TASK STATEMENT:
Restate the listing that follows word for word, without its pictures.

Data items
════
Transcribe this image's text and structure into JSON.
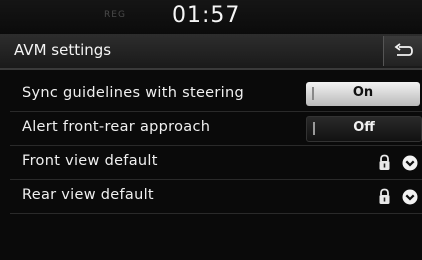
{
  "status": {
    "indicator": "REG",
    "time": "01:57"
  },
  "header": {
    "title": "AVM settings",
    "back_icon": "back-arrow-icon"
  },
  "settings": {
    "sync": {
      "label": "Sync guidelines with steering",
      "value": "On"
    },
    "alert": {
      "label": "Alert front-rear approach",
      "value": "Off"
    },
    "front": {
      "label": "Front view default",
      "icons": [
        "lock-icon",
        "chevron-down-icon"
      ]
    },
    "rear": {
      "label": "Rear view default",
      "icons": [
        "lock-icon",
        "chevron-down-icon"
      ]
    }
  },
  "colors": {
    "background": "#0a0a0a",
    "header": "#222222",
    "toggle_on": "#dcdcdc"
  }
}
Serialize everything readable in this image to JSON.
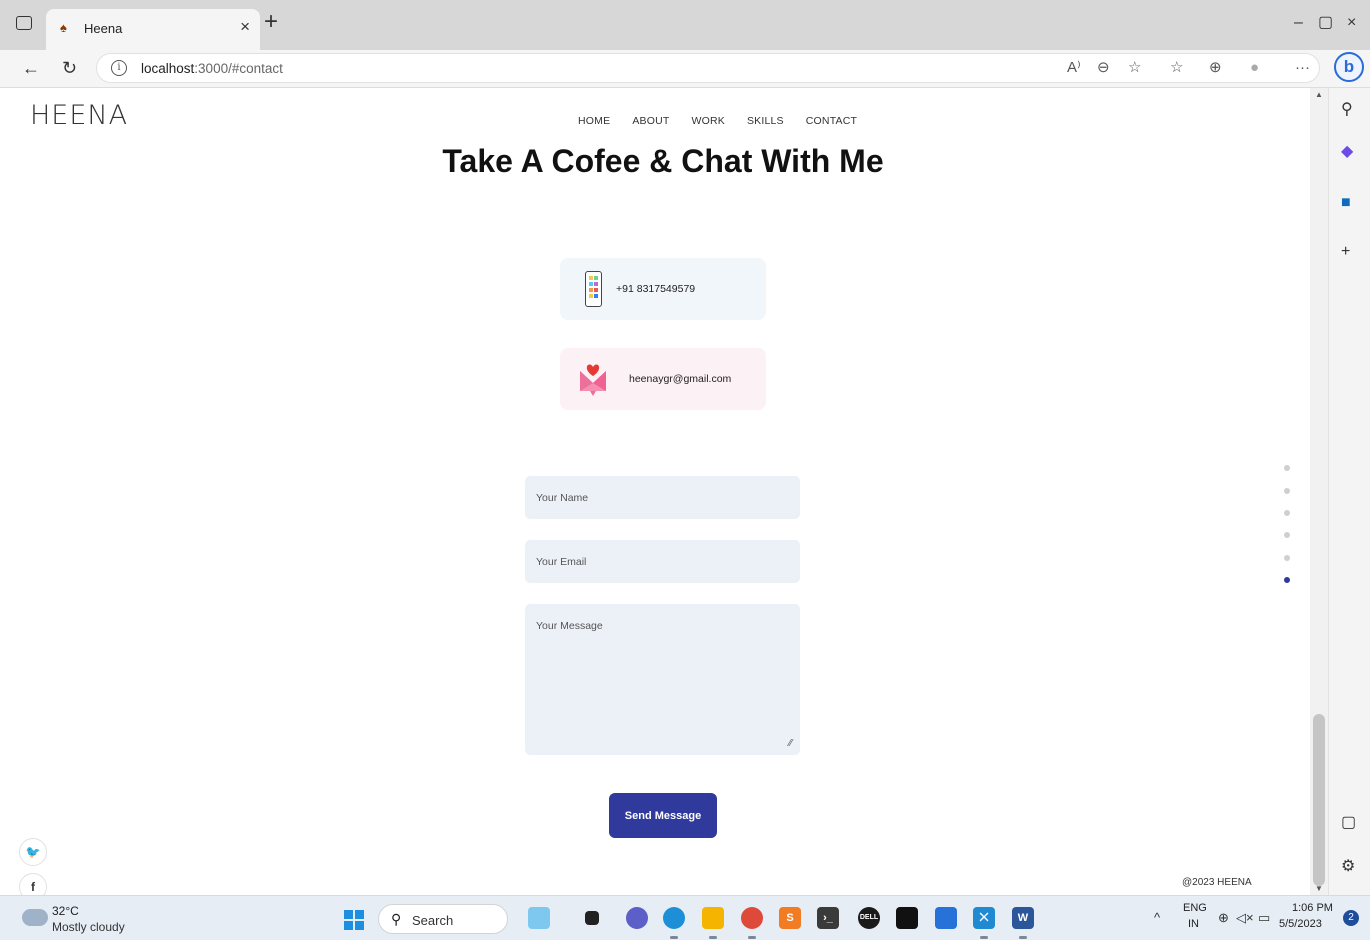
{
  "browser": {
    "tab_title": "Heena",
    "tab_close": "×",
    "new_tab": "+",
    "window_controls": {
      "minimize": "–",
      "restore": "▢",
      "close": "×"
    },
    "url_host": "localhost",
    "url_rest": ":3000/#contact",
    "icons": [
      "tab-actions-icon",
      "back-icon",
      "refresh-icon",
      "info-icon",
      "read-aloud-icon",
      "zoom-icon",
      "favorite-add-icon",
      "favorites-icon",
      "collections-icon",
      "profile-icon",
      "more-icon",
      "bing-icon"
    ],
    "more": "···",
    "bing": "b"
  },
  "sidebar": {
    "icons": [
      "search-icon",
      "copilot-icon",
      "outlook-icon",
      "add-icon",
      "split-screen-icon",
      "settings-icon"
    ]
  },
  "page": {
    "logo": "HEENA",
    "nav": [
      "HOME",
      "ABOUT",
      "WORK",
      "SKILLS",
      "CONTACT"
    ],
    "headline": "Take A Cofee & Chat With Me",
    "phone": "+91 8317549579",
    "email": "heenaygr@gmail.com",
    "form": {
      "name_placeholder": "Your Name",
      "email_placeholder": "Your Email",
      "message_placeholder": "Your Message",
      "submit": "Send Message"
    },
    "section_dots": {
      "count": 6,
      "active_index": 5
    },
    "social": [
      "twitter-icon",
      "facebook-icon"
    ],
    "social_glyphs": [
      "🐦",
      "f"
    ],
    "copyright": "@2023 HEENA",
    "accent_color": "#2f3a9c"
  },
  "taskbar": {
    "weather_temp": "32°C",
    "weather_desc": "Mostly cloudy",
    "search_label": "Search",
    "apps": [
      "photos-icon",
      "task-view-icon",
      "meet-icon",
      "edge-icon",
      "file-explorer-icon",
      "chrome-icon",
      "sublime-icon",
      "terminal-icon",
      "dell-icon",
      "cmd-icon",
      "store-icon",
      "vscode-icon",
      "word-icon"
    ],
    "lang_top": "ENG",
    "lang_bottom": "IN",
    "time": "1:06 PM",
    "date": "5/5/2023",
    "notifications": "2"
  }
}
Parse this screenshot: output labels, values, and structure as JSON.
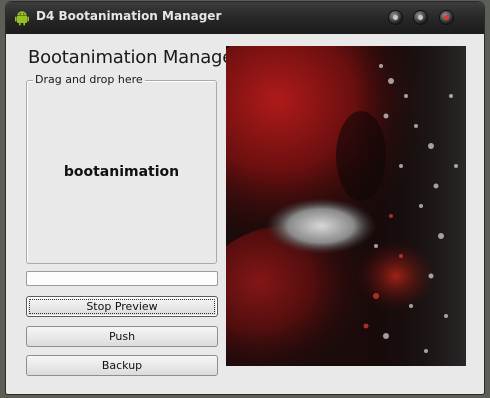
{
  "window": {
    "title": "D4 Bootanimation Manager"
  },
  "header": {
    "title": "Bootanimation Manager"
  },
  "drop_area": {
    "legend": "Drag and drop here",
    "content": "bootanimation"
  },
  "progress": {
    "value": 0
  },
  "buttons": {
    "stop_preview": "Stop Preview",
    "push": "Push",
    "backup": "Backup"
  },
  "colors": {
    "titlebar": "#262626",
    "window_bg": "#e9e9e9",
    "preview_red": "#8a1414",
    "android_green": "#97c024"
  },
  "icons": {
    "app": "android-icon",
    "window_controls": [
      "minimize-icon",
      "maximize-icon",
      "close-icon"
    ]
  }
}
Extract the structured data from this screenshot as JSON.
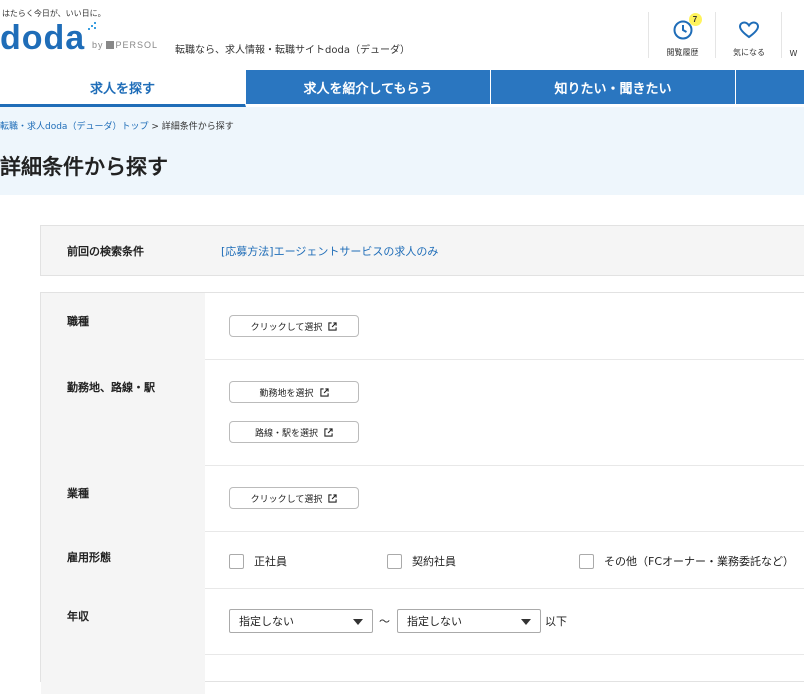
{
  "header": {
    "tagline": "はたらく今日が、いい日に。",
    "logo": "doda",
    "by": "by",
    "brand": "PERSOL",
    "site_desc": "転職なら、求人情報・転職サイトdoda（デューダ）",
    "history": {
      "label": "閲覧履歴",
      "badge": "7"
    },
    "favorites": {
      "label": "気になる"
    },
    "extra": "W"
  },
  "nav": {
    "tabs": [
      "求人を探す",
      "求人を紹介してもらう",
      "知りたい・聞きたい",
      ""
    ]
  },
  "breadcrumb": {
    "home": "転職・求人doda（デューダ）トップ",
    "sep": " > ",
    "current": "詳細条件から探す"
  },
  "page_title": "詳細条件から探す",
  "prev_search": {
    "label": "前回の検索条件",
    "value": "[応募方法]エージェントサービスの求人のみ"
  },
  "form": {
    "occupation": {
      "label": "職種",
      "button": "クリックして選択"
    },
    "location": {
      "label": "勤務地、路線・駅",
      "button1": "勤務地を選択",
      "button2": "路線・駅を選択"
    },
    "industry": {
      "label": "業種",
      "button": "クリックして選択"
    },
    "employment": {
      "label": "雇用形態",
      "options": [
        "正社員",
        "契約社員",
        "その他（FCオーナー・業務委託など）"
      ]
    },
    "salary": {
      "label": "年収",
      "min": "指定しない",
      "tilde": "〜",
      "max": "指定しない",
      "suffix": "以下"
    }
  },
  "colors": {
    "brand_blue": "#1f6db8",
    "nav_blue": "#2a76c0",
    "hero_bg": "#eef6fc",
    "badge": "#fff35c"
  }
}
════
THE ANSWER:
Transcribe this image's text and structure into JSON.
{
  "status": {
    "indicator": "REG",
    "time": "01:57"
  },
  "header": {
    "title": "AVM settings",
    "back_icon": "back-arrow-icon"
  },
  "settings": {
    "sync": {
      "label": "Sync guidelines with steering",
      "value": "On"
    },
    "alert": {
      "label": "Alert front-rear approach",
      "value": "Off"
    },
    "front": {
      "label": "Front view default",
      "icons": [
        "lock-icon",
        "chevron-down-icon"
      ]
    },
    "rear": {
      "label": "Rear view default",
      "icons": [
        "lock-icon",
        "chevron-down-icon"
      ]
    }
  },
  "colors": {
    "background": "#0a0a0a",
    "header": "#222222",
    "toggle_on": "#dcdcdc"
  }
}
Serialize everything readable in this image to JSON.
{
  "browser": {
    "tab_title": "Heena",
    "tab_close": "×",
    "new_tab": "+",
    "window_controls": {
      "minimize": "–",
      "restore": "▢",
      "close": "×"
    },
    "url_host": "localhost",
    "url_rest": ":3000/#contact",
    "icons": [
      "tab-actions-icon",
      "back-icon",
      "refresh-icon",
      "info-icon",
      "read-aloud-icon",
      "zoom-icon",
      "favorite-add-icon",
      "favorites-icon",
      "collections-icon",
      "profile-icon",
      "more-icon",
      "bing-icon"
    ],
    "more": "···",
    "bing": "b"
  },
  "sidebar": {
    "icons": [
      "search-icon",
      "copilot-icon",
      "outlook-icon",
      "add-icon",
      "split-screen-icon",
      "settings-icon"
    ]
  },
  "page": {
    "logo": "HEENA",
    "nav": [
      "HOME",
      "ABOUT",
      "WORK",
      "SKILLS",
      "CONTACT"
    ],
    "headline": "Take A Cofee & Chat With Me",
    "phone": "+91 8317549579",
    "email": "heenaygr@gmail.com",
    "form": {
      "name_placeholder": "Your Name",
      "email_placeholder": "Your Email",
      "message_placeholder": "Your Message",
      "submit": "Send Message"
    },
    "section_dots": {
      "count": 6,
      "active_index": 5
    },
    "social": [
      "twitter-icon",
      "facebook-icon"
    ],
    "social_glyphs": [
      "🐦",
      "f"
    ],
    "copyright": "@2023 HEENA",
    "accent_color": "#2f3a9c"
  },
  "taskbar": {
    "weather_temp": "32°C",
    "weather_desc": "Mostly cloudy",
    "search_label": "Search",
    "apps": [
      "photos-icon",
      "task-view-icon",
      "meet-icon",
      "edge-icon",
      "file-explorer-icon",
      "chrome-icon",
      "sublime-icon",
      "terminal-icon",
      "dell-icon",
      "cmd-icon",
      "store-icon",
      "vscode-icon",
      "word-icon"
    ],
    "lang_top": "ENG",
    "lang_bottom": "IN",
    "time": "1:06 PM",
    "date": "5/5/2023",
    "notifications": "2"
  }
}
Parse this screenshot: output labels, values, and structure as JSON.
{
  "window": {
    "title": "D4 Bootanimation Manager"
  },
  "header": {
    "title": "Bootanimation Manager"
  },
  "drop_area": {
    "legend": "Drag and drop here",
    "content": "bootanimation"
  },
  "progress": {
    "value": 0
  },
  "buttons": {
    "stop_preview": "Stop Preview",
    "push": "Push",
    "backup": "Backup"
  },
  "colors": {
    "titlebar": "#262626",
    "window_bg": "#e9e9e9",
    "preview_red": "#8a1414",
    "android_green": "#97c024"
  },
  "icons": {
    "app": "android-icon",
    "window_controls": [
      "minimize-icon",
      "maximize-icon",
      "close-icon"
    ]
  }
}
Extract the structured data from this screenshot as JSON.
{
  "header": {
    "tagline": "はたらく今日が、いい日に。",
    "logo": "doda",
    "by": "by",
    "brand": "PERSOL",
    "site_desc": "転職なら、求人情報・転職サイトdoda（デューダ）",
    "history": {
      "label": "閲覧履歴",
      "badge": "7"
    },
    "favorites": {
      "label": "気になる"
    },
    "extra": "W"
  },
  "nav": {
    "tabs": [
      "求人を探す",
      "求人を紹介してもらう",
      "知りたい・聞きたい",
      ""
    ]
  },
  "breadcrumb": {
    "home": "転職・求人doda（デューダ）トップ",
    "sep": " > ",
    "current": "詳細条件から探す"
  },
  "page_title": "詳細条件から探す",
  "prev_search": {
    "label": "前回の検索条件",
    "value": "[応募方法]エージェントサービスの求人のみ"
  },
  "form": {
    "occupation": {
      "label": "職種",
      "button": "クリックして選択"
    },
    "location": {
      "label": "勤務地、路線・駅",
      "button1": "勤務地を選択",
      "button2": "路線・駅を選択"
    },
    "industry": {
      "label": "業種",
      "button": "クリックして選択"
    },
    "employment": {
      "label": "雇用形態",
      "options": [
        "正社員",
        "契約社員",
        "その他（FCオーナー・業務委託など）"
      ]
    },
    "salary": {
      "label": "年収",
      "min": "指定しない",
      "tilde": "〜",
      "max": "指定しない",
      "suffix": "以下"
    }
  },
  "colors": {
    "brand_blue": "#1f6db8",
    "nav_blue": "#2a76c0",
    "hero_bg": "#eef6fc",
    "badge": "#fff35c"
  }
}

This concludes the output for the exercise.